Data entries for graphics:
........
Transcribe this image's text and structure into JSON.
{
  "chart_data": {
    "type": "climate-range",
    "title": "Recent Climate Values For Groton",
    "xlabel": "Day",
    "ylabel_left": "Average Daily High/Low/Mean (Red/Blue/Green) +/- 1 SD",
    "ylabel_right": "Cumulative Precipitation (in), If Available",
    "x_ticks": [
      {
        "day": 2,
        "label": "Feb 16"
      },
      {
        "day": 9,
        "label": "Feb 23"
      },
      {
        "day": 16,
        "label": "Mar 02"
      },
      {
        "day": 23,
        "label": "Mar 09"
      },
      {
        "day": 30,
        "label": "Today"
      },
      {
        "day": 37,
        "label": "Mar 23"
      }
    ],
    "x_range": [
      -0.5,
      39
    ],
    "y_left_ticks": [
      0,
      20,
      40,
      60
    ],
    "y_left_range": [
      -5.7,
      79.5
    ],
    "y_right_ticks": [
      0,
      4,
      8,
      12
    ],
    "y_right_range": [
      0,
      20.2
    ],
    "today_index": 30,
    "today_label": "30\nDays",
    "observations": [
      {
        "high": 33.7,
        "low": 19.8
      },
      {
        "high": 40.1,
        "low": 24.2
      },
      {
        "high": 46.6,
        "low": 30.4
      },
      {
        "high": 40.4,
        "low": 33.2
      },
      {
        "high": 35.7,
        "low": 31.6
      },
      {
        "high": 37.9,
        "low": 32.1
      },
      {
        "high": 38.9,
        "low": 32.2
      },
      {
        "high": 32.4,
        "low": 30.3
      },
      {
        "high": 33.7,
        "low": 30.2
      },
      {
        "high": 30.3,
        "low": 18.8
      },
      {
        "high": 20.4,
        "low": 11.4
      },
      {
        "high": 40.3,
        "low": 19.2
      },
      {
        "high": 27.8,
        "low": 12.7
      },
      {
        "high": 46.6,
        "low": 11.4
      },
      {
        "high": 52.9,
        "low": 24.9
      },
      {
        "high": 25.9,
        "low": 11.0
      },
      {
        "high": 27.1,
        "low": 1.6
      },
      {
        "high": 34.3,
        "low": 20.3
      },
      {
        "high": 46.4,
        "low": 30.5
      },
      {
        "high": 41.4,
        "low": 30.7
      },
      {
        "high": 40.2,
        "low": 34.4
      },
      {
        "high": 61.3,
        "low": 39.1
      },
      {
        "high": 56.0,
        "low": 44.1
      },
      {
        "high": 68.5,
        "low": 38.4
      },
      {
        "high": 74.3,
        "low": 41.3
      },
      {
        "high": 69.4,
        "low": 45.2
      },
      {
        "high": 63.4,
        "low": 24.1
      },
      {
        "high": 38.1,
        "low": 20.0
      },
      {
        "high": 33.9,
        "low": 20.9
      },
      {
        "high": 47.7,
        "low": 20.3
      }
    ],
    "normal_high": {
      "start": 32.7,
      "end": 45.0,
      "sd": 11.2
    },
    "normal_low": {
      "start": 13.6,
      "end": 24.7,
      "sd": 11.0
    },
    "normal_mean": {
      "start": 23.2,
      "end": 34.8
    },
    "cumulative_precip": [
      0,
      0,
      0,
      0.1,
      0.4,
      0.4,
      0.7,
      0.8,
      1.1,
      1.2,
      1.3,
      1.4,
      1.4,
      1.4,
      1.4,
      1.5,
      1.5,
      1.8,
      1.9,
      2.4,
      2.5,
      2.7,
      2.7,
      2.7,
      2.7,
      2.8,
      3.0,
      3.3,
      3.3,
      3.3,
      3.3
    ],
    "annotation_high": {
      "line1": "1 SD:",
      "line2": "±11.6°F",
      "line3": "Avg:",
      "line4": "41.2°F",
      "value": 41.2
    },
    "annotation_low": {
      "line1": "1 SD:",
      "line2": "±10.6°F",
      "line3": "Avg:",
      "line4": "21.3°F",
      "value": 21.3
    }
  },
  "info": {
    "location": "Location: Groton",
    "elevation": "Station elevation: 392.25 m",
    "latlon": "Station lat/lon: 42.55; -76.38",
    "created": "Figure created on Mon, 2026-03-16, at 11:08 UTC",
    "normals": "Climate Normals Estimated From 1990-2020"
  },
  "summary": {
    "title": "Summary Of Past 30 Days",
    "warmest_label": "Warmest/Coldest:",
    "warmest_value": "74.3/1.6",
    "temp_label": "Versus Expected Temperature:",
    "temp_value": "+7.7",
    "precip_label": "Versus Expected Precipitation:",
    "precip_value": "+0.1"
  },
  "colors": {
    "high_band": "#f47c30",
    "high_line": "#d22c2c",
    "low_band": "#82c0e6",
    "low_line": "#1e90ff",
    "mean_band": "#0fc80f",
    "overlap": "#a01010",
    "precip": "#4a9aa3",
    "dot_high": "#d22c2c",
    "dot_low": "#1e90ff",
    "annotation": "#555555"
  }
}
........
Required task: List each line holding the string "Expected".

Response to the exercise:
    "temp_label": "Versus Expected Temperature:",
    "precip_label": "Versus Expected Precipitation:",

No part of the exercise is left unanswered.